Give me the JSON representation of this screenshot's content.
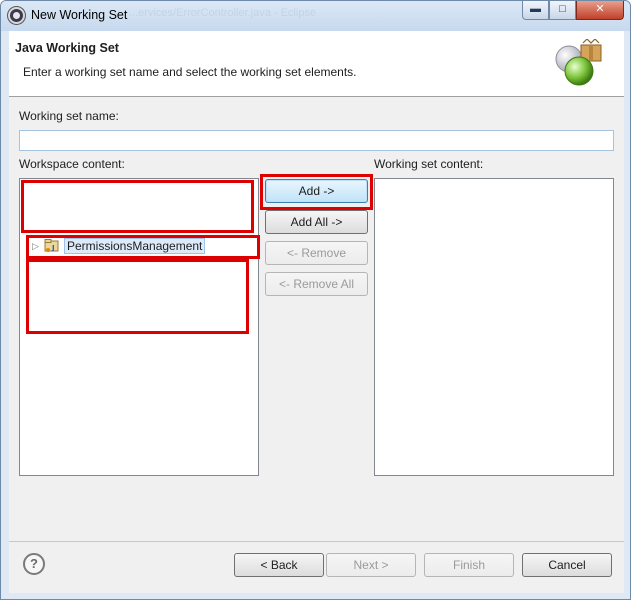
{
  "window": {
    "title": "New Working Set",
    "ghost_title": "...ervices/ErrorController.java - Eclipse",
    "minimize_glyph": "▬",
    "maximize_glyph": "□",
    "close_glyph": "✕"
  },
  "banner": {
    "title": "Java Working Set",
    "description": "Enter a working set name and select the working set elements."
  },
  "form": {
    "name_label": "Working set name:",
    "name_value": "",
    "workspace_label": "Workspace content:",
    "working_label": "Working set content:"
  },
  "workspace_tree": {
    "items": [
      {
        "label": "PermissionsManagement",
        "expanded": false,
        "selected": true
      }
    ]
  },
  "transfer_buttons": {
    "add": "Add ->",
    "add_all": "Add All ->",
    "remove": "<- Remove",
    "remove_all": "<- Remove All"
  },
  "footer": {
    "help_glyph": "?",
    "back": "< Back",
    "next": "Next >",
    "finish": "Finish",
    "cancel": "Cancel"
  },
  "colors": {
    "annotation_red": "#dc0000",
    "selection_bg": "#dceaf9",
    "close_button": "#c0402a"
  }
}
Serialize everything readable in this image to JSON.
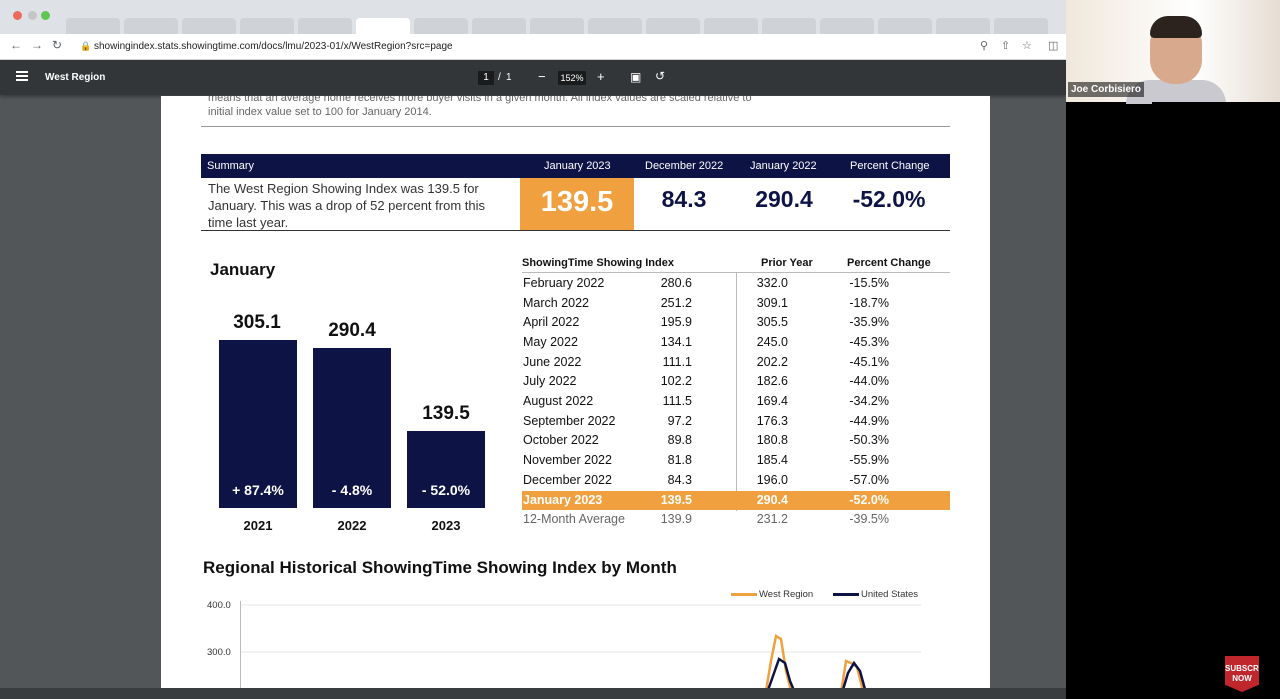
{
  "browser": {
    "url": "showingindex.stats.showingtime.com/docs/lmu/2023-01/x/WestRegion?src=page"
  },
  "pdf_toolbar": {
    "title": "West Region",
    "page_current": "1",
    "page_sep": "/",
    "page_total": "1",
    "zoom": "152%",
    "minus": "−",
    "plus": "+"
  },
  "document": {
    "intro_text": "means that an average home receives more buyer visits in a given month. All index values are scaled relative to initial index value set to 100 for January 2014.",
    "summary": {
      "header": "Summary",
      "col1": "January 2023",
      "col2": "December 2022",
      "col3": "January 2022",
      "col4": "Percent Change",
      "text": "The West Region Showing Index was 139.5 for January. This was a drop of 52 percent from this time last year.",
      "val1": "139.5",
      "val2": "84.3",
      "val3": "290.4",
      "val4": "-52.0%"
    },
    "january_chart": {
      "title": "January",
      "bars": [
        {
          "year": "2021",
          "value": "305.1",
          "change": "+ 87.4%"
        },
        {
          "year": "2022",
          "value": "290.4",
          "change": "- 4.8%"
        },
        {
          "year": "2023",
          "value": "139.5",
          "change": "- 52.0%"
        }
      ]
    },
    "table": {
      "header_index": "ShowingTime Showing Index",
      "header_prior": "Prior Year",
      "header_pct": "Percent Change",
      "rows": [
        {
          "month": "February 2022",
          "value": "280.6",
          "prior": "332.0",
          "pct": "-15.5%"
        },
        {
          "month": "March 2022",
          "value": "251.2",
          "prior": "309.1",
          "pct": "-18.7%"
        },
        {
          "month": "April 2022",
          "value": "195.9",
          "prior": "305.5",
          "pct": "-35.9%"
        },
        {
          "month": "May 2022",
          "value": "134.1",
          "prior": "245.0",
          "pct": "-45.3%"
        },
        {
          "month": "June 2022",
          "value": "111.1",
          "prior": "202.2",
          "pct": "-45.1%"
        },
        {
          "month": "July 2022",
          "value": "102.2",
          "prior": "182.6",
          "pct": "-44.0%"
        },
        {
          "month": "August 2022",
          "value": "111.5",
          "prior": "169.4",
          "pct": "-34.2%"
        },
        {
          "month": "September 2022",
          "value": "97.2",
          "prior": "176.3",
          "pct": "-44.9%"
        },
        {
          "month": "October 2022",
          "value": "89.8",
          "prior": "180.8",
          "pct": "-50.3%"
        },
        {
          "month": "November 2022",
          "value": "81.8",
          "prior": "185.4",
          "pct": "-55.9%"
        },
        {
          "month": "December 2022",
          "value": "84.3",
          "prior": "196.0",
          "pct": "-57.0%"
        },
        {
          "month": "January 2023",
          "value": "139.5",
          "prior": "290.4",
          "pct": "-52.0%"
        },
        {
          "month": "12-Month Average",
          "value": "139.9",
          "prior": "231.2",
          "pct": "-39.5%"
        }
      ]
    },
    "historical": {
      "title": "Regional Historical ShowingTime Showing Index by Month",
      "legend_west": "West Region",
      "legend_us": "United States",
      "y400": "400.0",
      "y300": "300.0"
    }
  },
  "presenter": {
    "name": "Joe Corbisiero"
  },
  "subscribe": {
    "label": "SUBSCRIBE NOW"
  },
  "colors": {
    "navy": "#0e1346",
    "orange": "#f0a03e"
  }
}
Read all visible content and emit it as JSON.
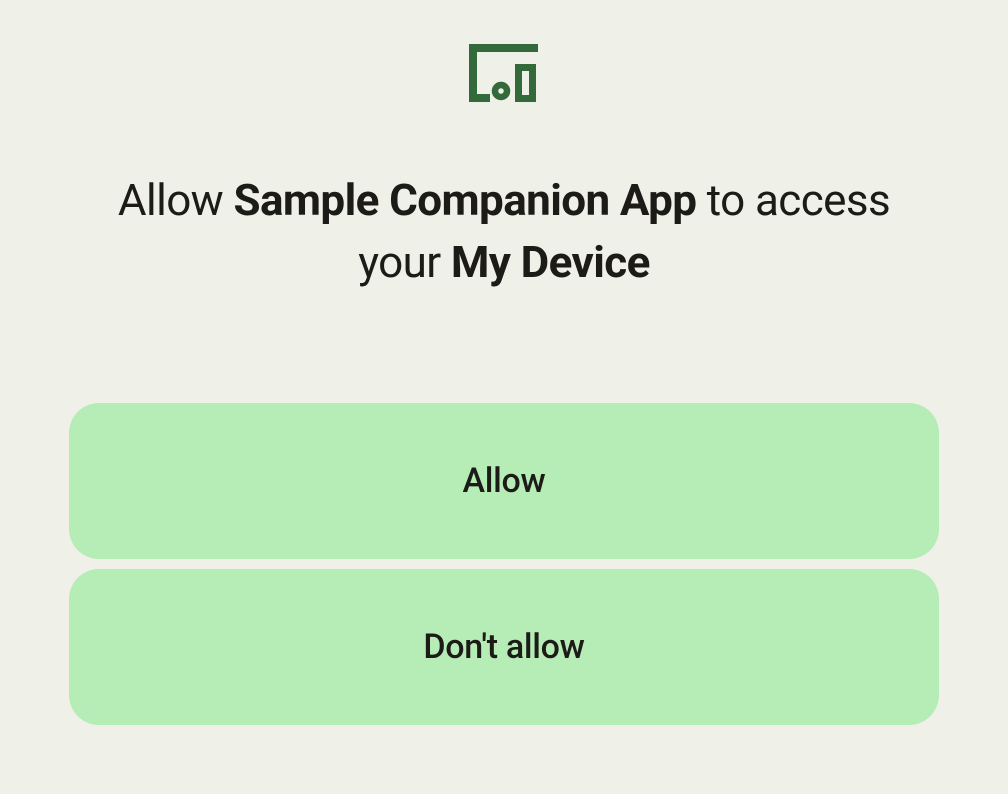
{
  "dialog": {
    "title_parts": {
      "prefix": "Allow ",
      "app_name": "Sample Companion App",
      "middle": " to access your ",
      "device_name": "My Device"
    },
    "buttons": {
      "allow": "Allow",
      "deny": "Don't allow"
    }
  },
  "colors": {
    "background": "#eff0e8",
    "button_bg": "#b6ecb6",
    "text": "#1c1b17",
    "icon": "#34693b"
  }
}
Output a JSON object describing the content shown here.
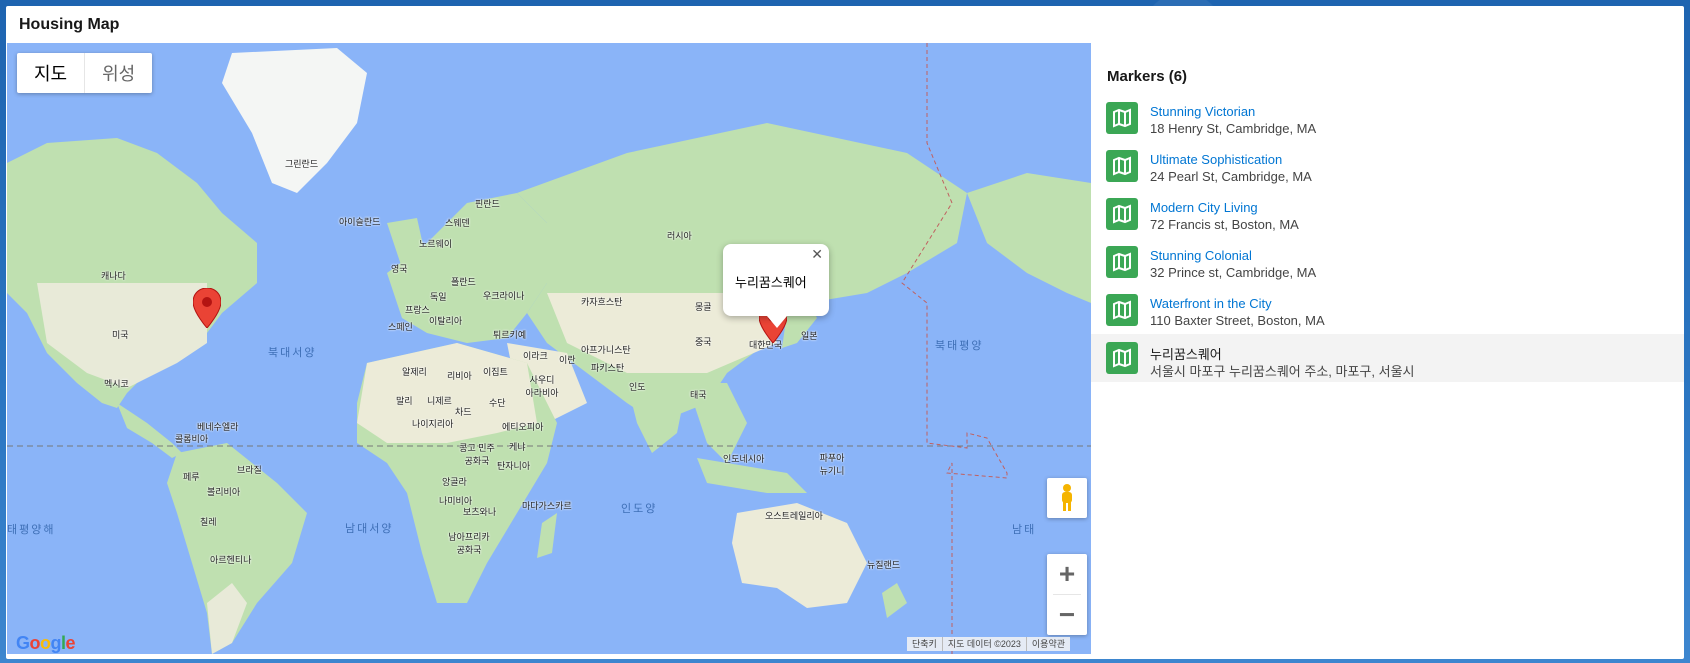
{
  "card": {
    "title": "Housing Map"
  },
  "map": {
    "map_types": [
      "지도",
      "위성"
    ],
    "selected_type": "지도",
    "info_window": {
      "text": "누리꿈스퀘어",
      "close": "✕"
    },
    "zoom_in": "+",
    "zoom_out": "−",
    "google_logo": "Google",
    "attribution": [
      "단축키",
      "지도 데이터 ©2023",
      "이용약관"
    ],
    "labels": {
      "greenland": "그린란드",
      "iceland": "아이슬란드",
      "finland": "핀란드",
      "sweden": "스웨덴",
      "norway": "노르웨이",
      "russia": "러시아",
      "uk": "영국",
      "germany": "독일",
      "poland": "폴란드",
      "ukraine": "우크라이나",
      "france": "프랑스",
      "spain": "스페인",
      "italy": "이탈리아",
      "turkey": "튀르키예",
      "kazakhstan": "카자흐스탄",
      "mongolia": "몽골",
      "china": "중국",
      "korea": "대한민국",
      "japan": "일본",
      "iraq": "이라크",
      "iran": "이란",
      "afghanistan": "아프가니스탄",
      "pakistan": "파키스탄",
      "india": "인도",
      "thailand": "태국",
      "saudi": "사우디 아라비아",
      "egypt": "이집트",
      "libya": "리비아",
      "algeria": "알제리",
      "mali": "말리",
      "niger": "니제르",
      "chad": "차드",
      "sudan": "수단",
      "nigeria": "나이지리아",
      "ethiopia": "에티오피아",
      "drc": "콩고 민주 공화국",
      "kenya": "케냐",
      "tanzania": "탄자니아",
      "angola": "앙골라",
      "namibia": "나미비아",
      "botswana": "보츠와나",
      "southafrica": "남아프리카 공화국",
      "madagascar": "마다가스카르",
      "canada": "캐나다",
      "usa": "미국",
      "mexico": "멕시코",
      "venezuela": "베네수엘라",
      "colombia": "콜롬비아",
      "peru": "페루",
      "brazil": "브라질",
      "bolivia": "볼리비아",
      "chile": "칠레",
      "argentina": "아르헨티나",
      "indonesia": "인도네시아",
      "png": "파푸아 뉴기니",
      "australia": "오스트레일리아",
      "nz": "뉴질랜드"
    },
    "oceans": {
      "north_atlantic": "북대서양",
      "south_atlantic": "남대서양",
      "indian": "인도양",
      "north_pacific": "북태평양",
      "south_pacific_left": "태평양해",
      "south_pacific_right": "남태"
    }
  },
  "markers": {
    "title": "Markers (6)",
    "items": [
      {
        "name": "Stunning Victorian",
        "address": "18 Henry St, Cambridge, MA"
      },
      {
        "name": "Ultimate Sophistication",
        "address": "24 Pearl St, Cambridge, MA"
      },
      {
        "name": "Modern City Living",
        "address": "72 Francis st, Boston, MA"
      },
      {
        "name": "Stunning Colonial",
        "address": "32 Prince st, Cambridge, MA"
      },
      {
        "name": "Waterfront in the City",
        "address": "110 Baxter Street, Boston, MA"
      },
      {
        "name": "누리꿈스퀘어",
        "address": "서울시 마포구 누리꿈스퀘어 주소, 마포구, 서울시"
      }
    ],
    "selected_index": 5,
    "icon": "map-icon",
    "icon_color": "#3ba755"
  },
  "colors": {
    "ocean": "#8ab4f8",
    "land": "#bfe0b0",
    "accent": "#0176d3",
    "pin": "#ea4335"
  }
}
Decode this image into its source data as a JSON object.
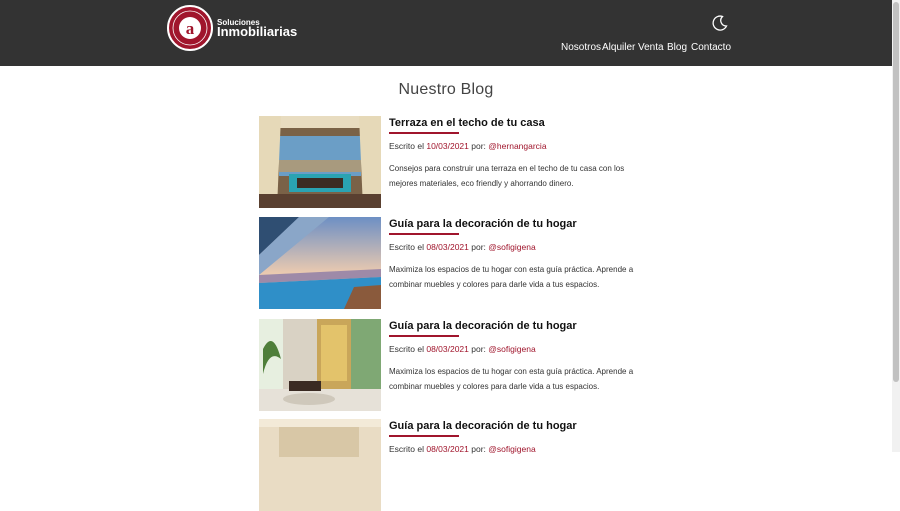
{
  "brand": {
    "small": "Soluciones",
    "big": "Inmobiliarias",
    "seal_text": "SOLUCIONES INMOBILIARIAS"
  },
  "theme_icon": "moon-icon",
  "nav": [
    "Nosotros",
    "Alquiler",
    "Venta",
    "Blog",
    "Contacto"
  ],
  "page_title": "Nuestro Blog",
  "colors": {
    "header_bg": "#333333",
    "accent": "#a0152c"
  },
  "posts": [
    {
      "title": "Terraza en el techo de tu casa",
      "written_prefix": "Escrito el",
      "date": "10/03/2021",
      "by_prefix": "por:",
      "author": "@hernangarcia",
      "excerpt": "Consejos para construir una terraza en el techo de tu casa con los mejores materiales, eco friendly y ahorrando dinero.",
      "image": "rooftop-terrace"
    },
    {
      "title": "Guía para la decoración de tu hogar",
      "written_prefix": "Escrito el",
      "date": "08/03/2021",
      "by_prefix": "por:",
      "author": "@sofigigena",
      "excerpt": "Maximiza los espacios de tu hogar con esta guía práctica. Aprende a combinar muebles y colores para darle vida a tus espacios.",
      "image": "infinity-pool"
    },
    {
      "title": "Guía para la decoración de tu hogar",
      "written_prefix": "Escrito el",
      "date": "08/03/2021",
      "by_prefix": "por:",
      "author": "@sofigigena",
      "excerpt": "Maximiza los espacios de tu hogar con esta guía práctica. Aprende a combinar muebles y colores para darle vida a tus espacios.",
      "image": "living-room"
    },
    {
      "title": "Guía para la decoración de tu hogar",
      "written_prefix": "Escrito el",
      "date": "08/03/2021",
      "by_prefix": "por:",
      "author": "@sofigigena",
      "excerpt": "",
      "image": "interior"
    }
  ]
}
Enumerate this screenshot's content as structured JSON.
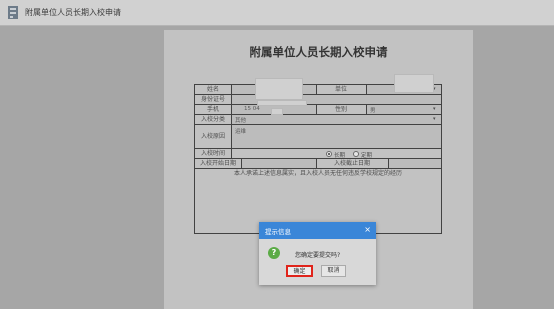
{
  "window": {
    "title": "附属单位人员长期入校申请"
  },
  "form": {
    "title": "附属单位人员长期入校申请",
    "labels": {
      "name": "姓名",
      "unit": "单位",
      "id_no": "身份证号",
      "phone": "手机",
      "gender": "性别",
      "category": "入校分类",
      "reason": "入校原因",
      "time": "入校时间",
      "start_date": "入校开始日期",
      "end_date": "入校截止日期"
    },
    "values": {
      "phone": "15 04",
      "gender": "男",
      "category": "其他",
      "reason": "运维",
      "time_long": "长期",
      "time_fixed": "定期",
      "time_selected": "长期"
    },
    "pledge": "本人承诺上述信息属实，且入校人员无任何违反学校规定的经历"
  },
  "dialog": {
    "title": "提示信息",
    "message": "您确定要提交吗?",
    "ok_label": "确定",
    "cancel_label": "取消"
  },
  "colors": {
    "dialog_header": "#3a86d8",
    "confirm_icon": "#5bab46",
    "highlight": "#e0241b"
  }
}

WORK TO DO –
Lines in the records that hold the word "this" are to be counted; give only the total.

TASK SOLUTION –
5